*Given instruction*:
Every line of the material is to be repeated exactly as it stands.

*Data excerpts*:
>> start
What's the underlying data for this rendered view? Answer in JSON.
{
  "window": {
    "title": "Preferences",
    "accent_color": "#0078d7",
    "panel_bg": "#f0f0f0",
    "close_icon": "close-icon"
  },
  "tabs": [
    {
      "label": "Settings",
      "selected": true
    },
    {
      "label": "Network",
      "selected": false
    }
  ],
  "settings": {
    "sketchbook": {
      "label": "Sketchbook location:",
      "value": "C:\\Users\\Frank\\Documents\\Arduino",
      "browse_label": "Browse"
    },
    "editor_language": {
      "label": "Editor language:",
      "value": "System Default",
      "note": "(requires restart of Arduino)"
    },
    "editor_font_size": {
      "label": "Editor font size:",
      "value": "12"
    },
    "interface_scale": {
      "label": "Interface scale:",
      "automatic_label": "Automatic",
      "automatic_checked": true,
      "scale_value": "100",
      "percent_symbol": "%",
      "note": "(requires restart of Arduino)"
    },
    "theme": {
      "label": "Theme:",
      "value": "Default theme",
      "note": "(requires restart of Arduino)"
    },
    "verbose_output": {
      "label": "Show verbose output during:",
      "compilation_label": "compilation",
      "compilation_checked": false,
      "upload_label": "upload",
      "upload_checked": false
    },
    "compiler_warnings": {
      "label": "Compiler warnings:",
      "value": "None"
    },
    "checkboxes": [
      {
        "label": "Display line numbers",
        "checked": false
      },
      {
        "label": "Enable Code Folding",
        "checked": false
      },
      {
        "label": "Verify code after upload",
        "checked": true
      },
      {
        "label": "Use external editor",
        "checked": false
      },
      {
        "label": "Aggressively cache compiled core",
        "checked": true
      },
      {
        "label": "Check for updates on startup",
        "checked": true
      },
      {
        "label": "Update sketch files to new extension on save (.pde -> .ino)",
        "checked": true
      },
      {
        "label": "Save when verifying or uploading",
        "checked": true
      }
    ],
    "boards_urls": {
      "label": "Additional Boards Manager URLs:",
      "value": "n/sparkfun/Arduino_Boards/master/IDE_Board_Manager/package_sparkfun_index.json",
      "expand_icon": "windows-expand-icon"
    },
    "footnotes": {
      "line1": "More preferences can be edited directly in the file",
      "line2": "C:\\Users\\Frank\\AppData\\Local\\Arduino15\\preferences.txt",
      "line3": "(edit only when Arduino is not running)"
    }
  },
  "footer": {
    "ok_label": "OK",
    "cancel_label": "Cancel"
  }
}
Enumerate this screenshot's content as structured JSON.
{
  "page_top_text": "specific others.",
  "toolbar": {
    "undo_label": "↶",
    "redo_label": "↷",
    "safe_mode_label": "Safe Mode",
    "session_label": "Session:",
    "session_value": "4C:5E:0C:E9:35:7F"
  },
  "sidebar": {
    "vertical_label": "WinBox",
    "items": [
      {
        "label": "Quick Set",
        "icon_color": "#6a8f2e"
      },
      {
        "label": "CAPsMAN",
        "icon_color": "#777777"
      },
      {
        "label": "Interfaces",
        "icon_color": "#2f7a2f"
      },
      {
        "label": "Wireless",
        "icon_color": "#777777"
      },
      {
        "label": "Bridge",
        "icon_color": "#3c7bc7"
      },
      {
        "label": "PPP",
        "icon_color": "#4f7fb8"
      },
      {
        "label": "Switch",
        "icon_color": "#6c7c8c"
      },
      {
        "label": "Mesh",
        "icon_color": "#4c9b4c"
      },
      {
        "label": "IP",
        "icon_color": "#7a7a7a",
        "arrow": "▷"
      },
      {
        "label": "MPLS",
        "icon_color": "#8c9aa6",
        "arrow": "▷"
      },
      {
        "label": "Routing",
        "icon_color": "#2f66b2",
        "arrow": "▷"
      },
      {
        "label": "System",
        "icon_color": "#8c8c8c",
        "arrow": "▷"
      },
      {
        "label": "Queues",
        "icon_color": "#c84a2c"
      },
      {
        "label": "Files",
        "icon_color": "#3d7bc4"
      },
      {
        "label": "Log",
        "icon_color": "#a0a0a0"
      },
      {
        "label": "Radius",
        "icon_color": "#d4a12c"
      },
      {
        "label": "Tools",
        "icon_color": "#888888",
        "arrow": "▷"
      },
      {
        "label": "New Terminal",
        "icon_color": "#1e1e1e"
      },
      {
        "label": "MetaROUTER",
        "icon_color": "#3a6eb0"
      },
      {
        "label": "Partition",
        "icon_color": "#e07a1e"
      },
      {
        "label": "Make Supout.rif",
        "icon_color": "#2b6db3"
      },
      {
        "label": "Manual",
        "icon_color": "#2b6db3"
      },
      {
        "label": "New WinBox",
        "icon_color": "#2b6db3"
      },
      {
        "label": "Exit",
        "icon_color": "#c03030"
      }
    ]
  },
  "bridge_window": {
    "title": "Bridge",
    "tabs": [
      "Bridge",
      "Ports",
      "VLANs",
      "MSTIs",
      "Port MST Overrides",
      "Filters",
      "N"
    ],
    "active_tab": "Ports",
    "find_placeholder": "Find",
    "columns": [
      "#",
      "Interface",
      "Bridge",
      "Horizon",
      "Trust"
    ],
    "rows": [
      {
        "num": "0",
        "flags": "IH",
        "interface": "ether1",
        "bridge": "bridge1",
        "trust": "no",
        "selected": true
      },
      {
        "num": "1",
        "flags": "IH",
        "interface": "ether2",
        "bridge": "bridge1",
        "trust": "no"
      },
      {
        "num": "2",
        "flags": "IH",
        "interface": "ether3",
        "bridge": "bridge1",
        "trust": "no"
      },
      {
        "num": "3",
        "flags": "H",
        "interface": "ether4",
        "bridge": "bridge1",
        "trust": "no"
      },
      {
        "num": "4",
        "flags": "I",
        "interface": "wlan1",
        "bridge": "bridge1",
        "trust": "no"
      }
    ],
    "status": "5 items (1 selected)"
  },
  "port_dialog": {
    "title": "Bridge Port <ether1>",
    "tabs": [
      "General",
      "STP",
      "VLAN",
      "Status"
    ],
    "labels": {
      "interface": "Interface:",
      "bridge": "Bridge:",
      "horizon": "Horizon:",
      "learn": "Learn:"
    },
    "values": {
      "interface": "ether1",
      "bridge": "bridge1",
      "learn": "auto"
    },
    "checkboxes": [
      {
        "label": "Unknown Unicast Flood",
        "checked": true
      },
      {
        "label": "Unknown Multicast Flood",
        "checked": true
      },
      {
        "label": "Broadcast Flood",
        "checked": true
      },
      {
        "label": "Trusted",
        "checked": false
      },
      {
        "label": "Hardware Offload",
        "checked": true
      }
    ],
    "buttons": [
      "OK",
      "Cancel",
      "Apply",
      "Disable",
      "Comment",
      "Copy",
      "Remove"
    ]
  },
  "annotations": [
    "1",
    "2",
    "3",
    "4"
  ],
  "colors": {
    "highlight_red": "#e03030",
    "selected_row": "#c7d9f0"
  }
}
>> end
*Answer to the problem*:
What's the underlying data for this rendered view? Answer in JSON.
{
  "window": {
    "title": "Preferences",
    "accent_color": "#0078d7",
    "panel_bg": "#f0f0f0",
    "close_icon": "close-icon"
  },
  "tabs": [
    {
      "label": "Settings",
      "selected": true
    },
    {
      "label": "Network",
      "selected": false
    }
  ],
  "settings": {
    "sketchbook": {
      "label": "Sketchbook location:",
      "value": "C:\\Users\\Frank\\Documents\\Arduino",
      "browse_label": "Browse"
    },
    "editor_language": {
      "label": "Editor language:",
      "value": "System Default",
      "note": "(requires restart of Arduino)"
    },
    "editor_font_size": {
      "label": "Editor font size:",
      "value": "12"
    },
    "interface_scale": {
      "label": "Interface scale:",
      "automatic_label": "Automatic",
      "automatic_checked": true,
      "scale_value": "100",
      "percent_symbol": "%",
      "note": "(requires restart of Arduino)"
    },
    "theme": {
      "label": "Theme:",
      "value": "Default theme",
      "note": "(requires restart of Arduino)"
    },
    "verbose_output": {
      "label": "Show verbose output during:",
      "compilation_label": "compilation",
      "compilation_checked": false,
      "upload_label": "upload",
      "upload_checked": false
    },
    "compiler_warnings": {
      "label": "Compiler warnings:",
      "value": "None"
    },
    "checkboxes": [
      {
        "label": "Display line numbers",
        "checked": false
      },
      {
        "label": "Enable Code Folding",
        "checked": false
      },
      {
        "label": "Verify code after upload",
        "checked": true
      },
      {
        "label": "Use external editor",
        "checked": false
      },
      {
        "label": "Aggressively cache compiled core",
        "checked": true
      },
      {
        "label": "Check for updates on startup",
        "checked": true
      },
      {
        "label": "Update sketch files to new extension on save (.pde -> .ino)",
        "checked": true
      },
      {
        "label": "Save when verifying or uploading",
        "checked": true
      }
    ],
    "boards_urls": {
      "label": "Additional Boards Manager URLs:",
      "value": "n/sparkfun/Arduino_Boards/master/IDE_Board_Manager/package_sparkfun_index.json",
      "expand_icon": "windows-expand-icon"
    },
    "footnotes": {
      "line1": "More preferences can be edited directly in the file",
      "line2": "C:\\Users\\Frank\\AppData\\Local\\Arduino15\\preferences.txt",
      "line3": "(edit only when Arduino is not running)"
    }
  },
  "footer": {
    "ok_label": "OK",
    "cancel_label": "Cancel"
  }
}
Enumerate this screenshot's content as structured JSON.
{
  "page_top_text": "specific others.",
  "toolbar": {
    "undo_label": "↶",
    "redo_label": "↷",
    "safe_mode_label": "Safe Mode",
    "session_label": "Session:",
    "session_value": "4C:5E:0C:E9:35:7F"
  },
  "sidebar": {
    "vertical_label": "WinBox",
    "items": [
      {
        "label": "Quick Set",
        "icon_color": "#6a8f2e"
      },
      {
        "label": "CAPsMAN",
        "icon_color": "#777777"
      },
      {
        "label": "Interfaces",
        "icon_color": "#2f7a2f"
      },
      {
        "label": "Wireless",
        "icon_color": "#777777"
      },
      {
        "label": "Bridge",
        "icon_color": "#3c7bc7"
      },
      {
        "label": "PPP",
        "icon_color": "#4f7fb8"
      },
      {
        "label": "Switch",
        "icon_color": "#6c7c8c"
      },
      {
        "label": "Mesh",
        "icon_color": "#4c9b4c"
      },
      {
        "label": "IP",
        "icon_color": "#7a7a7a",
        "arrow": "▷"
      },
      {
        "label": "MPLS",
        "icon_color": "#8c9aa6",
        "arrow": "▷"
      },
      {
        "label": "Routing",
        "icon_color": "#2f66b2",
        "arrow": "▷"
      },
      {
        "label": "System",
        "icon_color": "#8c8c8c",
        "arrow": "▷"
      },
      {
        "label": "Queues",
        "icon_color": "#c84a2c"
      },
      {
        "label": "Files",
        "icon_color": "#3d7bc4"
      },
      {
        "label": "Log",
        "icon_color": "#a0a0a0"
      },
      {
        "label": "Radius",
        "icon_color": "#d4a12c"
      },
      {
        "label": "Tools",
        "icon_color": "#888888",
        "arrow": "▷"
      },
      {
        "label": "New Terminal",
        "icon_color": "#1e1e1e"
      },
      {
        "label": "MetaROUTER",
        "icon_color": "#3a6eb0"
      },
      {
        "label": "Partition",
        "icon_color": "#e07a1e"
      },
      {
        "label": "Make Supout.rif",
        "icon_color": "#2b6db3"
      },
      {
        "label": "Manual",
        "icon_color": "#2b6db3"
      },
      {
        "label": "New WinBox",
        "icon_color": "#2b6db3"
      },
      {
        "label": "Exit",
        "icon_color": "#c03030"
      }
    ]
  },
  "bridge_window": {
    "title": "Bridge",
    "tabs": [
      "Bridge",
      "Ports",
      "VLANs",
      "MSTIs",
      "Port MST Overrides",
      "Filters",
      "N"
    ],
    "active_tab": "Ports",
    "find_placeholder": "Find",
    "columns": [
      "#",
      "Interface",
      "Bridge",
      "Horizon",
      "Trust"
    ],
    "rows": [
      {
        "num": "0",
        "flags": "IH",
        "interface": "ether1",
        "bridge": "bridge1",
        "trust": "no",
        "selected": true
      },
      {
        "num": "1",
        "flags": "IH",
        "interface": "ether2",
        "bridge": "bridge1",
        "trust": "no"
      },
      {
        "num": "2",
        "flags": "IH",
        "interface": "ether3",
        "bridge": "bridge1",
        "trust": "no"
      },
      {
        "num": "3",
        "flags": "H",
        "interface": "ether4",
        "bridge": "bridge1",
        "trust": "no"
      },
      {
        "num": "4",
        "flags": "I",
        "interface": "wlan1",
        "bridge": "bridge1",
        "trust": "no"
      }
    ],
    "status": "5 items (1 selected)"
  },
  "port_dialog": {
    "title": "Bridge Port <ether1>",
    "tabs": [
      "General",
      "STP",
      "VLAN",
      "Status"
    ],
    "labels": {
      "interface": "Interface:",
      "bridge": "Bridge:",
      "horizon": "Horizon:",
      "learn": "Learn:"
    },
    "values": {
      "interface": "ether1",
      "bridge": "bridge1",
      "learn": "auto"
    },
    "checkboxes": [
      {
        "label": "Unknown Unicast Flood",
        "checked": true
      },
      {
        "label": "Unknown Multicast Flood",
        "checked": true
      },
      {
        "label": "Broadcast Flood",
        "checked": true
      },
      {
        "label": "Trusted",
        "checked": false
      },
      {
        "label": "Hardware Offload",
        "checked": true
      }
    ],
    "buttons": [
      "OK",
      "Cancel",
      "Apply",
      "Disable",
      "Comment",
      "Copy",
      "Remove"
    ]
  },
  "annotations": [
    "1",
    "2",
    "3",
    "4"
  ],
  "colors": {
    "highlight_red": "#e03030",
    "selected_row": "#c7d9f0"
  }
}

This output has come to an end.